Dataset listings of figures:
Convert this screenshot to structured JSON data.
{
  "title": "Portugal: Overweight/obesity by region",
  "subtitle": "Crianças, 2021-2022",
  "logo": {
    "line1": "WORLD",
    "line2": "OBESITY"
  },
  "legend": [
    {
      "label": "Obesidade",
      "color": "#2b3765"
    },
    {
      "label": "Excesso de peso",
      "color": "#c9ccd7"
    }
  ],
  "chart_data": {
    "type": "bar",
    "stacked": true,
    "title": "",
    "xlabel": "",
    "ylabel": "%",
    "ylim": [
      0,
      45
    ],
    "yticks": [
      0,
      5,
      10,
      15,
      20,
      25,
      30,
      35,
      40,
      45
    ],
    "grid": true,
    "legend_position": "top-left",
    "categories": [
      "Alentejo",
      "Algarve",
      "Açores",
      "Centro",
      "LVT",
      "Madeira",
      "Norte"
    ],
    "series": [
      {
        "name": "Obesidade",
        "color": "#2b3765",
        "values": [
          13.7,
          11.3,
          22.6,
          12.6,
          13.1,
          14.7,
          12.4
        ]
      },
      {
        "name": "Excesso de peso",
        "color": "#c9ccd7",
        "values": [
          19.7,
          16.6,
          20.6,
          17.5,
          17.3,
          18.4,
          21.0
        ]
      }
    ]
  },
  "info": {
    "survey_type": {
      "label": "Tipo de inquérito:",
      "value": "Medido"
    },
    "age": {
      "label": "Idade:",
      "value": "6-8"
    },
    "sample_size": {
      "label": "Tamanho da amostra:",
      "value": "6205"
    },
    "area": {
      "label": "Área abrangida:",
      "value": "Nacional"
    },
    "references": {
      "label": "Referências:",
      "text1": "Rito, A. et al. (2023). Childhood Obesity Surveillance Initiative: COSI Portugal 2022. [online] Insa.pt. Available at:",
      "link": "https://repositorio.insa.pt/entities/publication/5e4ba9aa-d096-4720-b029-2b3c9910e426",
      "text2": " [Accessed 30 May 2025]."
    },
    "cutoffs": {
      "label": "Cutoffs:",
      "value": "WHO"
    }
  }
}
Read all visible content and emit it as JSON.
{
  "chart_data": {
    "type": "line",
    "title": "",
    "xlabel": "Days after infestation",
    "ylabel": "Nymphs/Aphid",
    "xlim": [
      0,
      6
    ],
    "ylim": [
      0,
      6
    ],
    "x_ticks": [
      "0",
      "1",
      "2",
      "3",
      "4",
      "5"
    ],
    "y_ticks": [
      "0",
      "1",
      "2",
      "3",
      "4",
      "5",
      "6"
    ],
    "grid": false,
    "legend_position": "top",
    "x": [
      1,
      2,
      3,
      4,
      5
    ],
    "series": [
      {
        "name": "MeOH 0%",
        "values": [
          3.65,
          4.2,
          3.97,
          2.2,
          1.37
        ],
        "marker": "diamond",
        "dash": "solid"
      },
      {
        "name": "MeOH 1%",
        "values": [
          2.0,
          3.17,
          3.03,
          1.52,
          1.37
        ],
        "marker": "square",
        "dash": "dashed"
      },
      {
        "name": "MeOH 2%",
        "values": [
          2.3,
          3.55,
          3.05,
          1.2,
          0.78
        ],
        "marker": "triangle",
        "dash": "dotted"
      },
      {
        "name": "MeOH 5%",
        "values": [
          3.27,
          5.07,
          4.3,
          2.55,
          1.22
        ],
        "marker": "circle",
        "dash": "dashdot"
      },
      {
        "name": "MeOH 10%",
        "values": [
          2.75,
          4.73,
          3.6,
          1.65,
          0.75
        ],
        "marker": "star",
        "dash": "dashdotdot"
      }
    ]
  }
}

_Description of the task_
Quote the data above in full, changing nothing.

_Output for this task_
Convert this screenshot to structured JSON data.
{
  "title": "Portugal: Overweight/obesity by region",
  "subtitle": "Crianças, 2021-2022",
  "logo": {
    "line1": "WORLD",
    "line2": "OBESITY"
  },
  "legend": [
    {
      "label": "Obesidade",
      "color": "#2b3765"
    },
    {
      "label": "Excesso de peso",
      "color": "#c9ccd7"
    }
  ],
  "chart_data": {
    "type": "bar",
    "stacked": true,
    "title": "",
    "xlabel": "",
    "ylabel": "%",
    "ylim": [
      0,
      45
    ],
    "yticks": [
      0,
      5,
      10,
      15,
      20,
      25,
      30,
      35,
      40,
      45
    ],
    "grid": true,
    "legend_position": "top-left",
    "categories": [
      "Alentejo",
      "Algarve",
      "Açores",
      "Centro",
      "LVT",
      "Madeira",
      "Norte"
    ],
    "series": [
      {
        "name": "Obesidade",
        "color": "#2b3765",
        "values": [
          13.7,
          11.3,
          22.6,
          12.6,
          13.1,
          14.7,
          12.4
        ]
      },
      {
        "name": "Excesso de peso",
        "color": "#c9ccd7",
        "values": [
          19.7,
          16.6,
          20.6,
          17.5,
          17.3,
          18.4,
          21.0
        ]
      }
    ]
  },
  "info": {
    "survey_type": {
      "label": "Tipo de inquérito:",
      "value": "Medido"
    },
    "age": {
      "label": "Idade:",
      "value": "6-8"
    },
    "sample_size": {
      "label": "Tamanho da amostra:",
      "value": "6205"
    },
    "area": {
      "label": "Área abrangida:",
      "value": "Nacional"
    },
    "references": {
      "label": "Referências:",
      "text1": "Rito, A. et al. (2023). Childhood Obesity Surveillance Initiative: COSI Portugal 2022. [online] Insa.pt. Available at:",
      "link": "https://repositorio.insa.pt/entities/publication/5e4ba9aa-d096-4720-b029-2b3c9910e426",
      "text2": " [Accessed 30 May 2025]."
    },
    "cutoffs": {
      "label": "Cutoffs:",
      "value": "WHO"
    }
  }
}
Read all visible content and emit it as JSON.
{
  "chart_data": {
    "type": "line",
    "title": "",
    "xlabel": "Days after infestation",
    "ylabel": "Nymphs/Aphid",
    "xlim": [
      0,
      6
    ],
    "ylim": [
      0,
      6
    ],
    "x_ticks": [
      "0",
      "1",
      "2",
      "3",
      "4",
      "5"
    ],
    "y_ticks": [
      "0",
      "1",
      "2",
      "3",
      "4",
      "5",
      "6"
    ],
    "grid": false,
    "legend_position": "top",
    "x": [
      1,
      2,
      3,
      4,
      5
    ],
    "series": [
      {
        "name": "MeOH 0%",
        "values": [
          3.65,
          4.2,
          3.97,
          2.2,
          1.37
        ],
        "marker": "diamond",
        "dash": "solid"
      },
      {
        "name": "MeOH 1%",
        "values": [
          2.0,
          3.17,
          3.03,
          1.52,
          1.37
        ],
        "marker": "square",
        "dash": "dashed"
      },
      {
        "name": "MeOH 2%",
        "values": [
          2.3,
          3.55,
          3.05,
          1.2,
          0.78
        ],
        "marker": "triangle",
        "dash": "dotted"
      },
      {
        "name": "MeOH 5%",
        "values": [
          3.27,
          5.07,
          4.3,
          2.55,
          1.22
        ],
        "marker": "circle",
        "dash": "dashdot"
      },
      {
        "name": "MeOH 10%",
        "values": [
          2.75,
          4.73,
          3.6,
          1.65,
          0.75
        ],
        "marker": "star",
        "dash": "dashdotdot"
      }
    ]
  }
}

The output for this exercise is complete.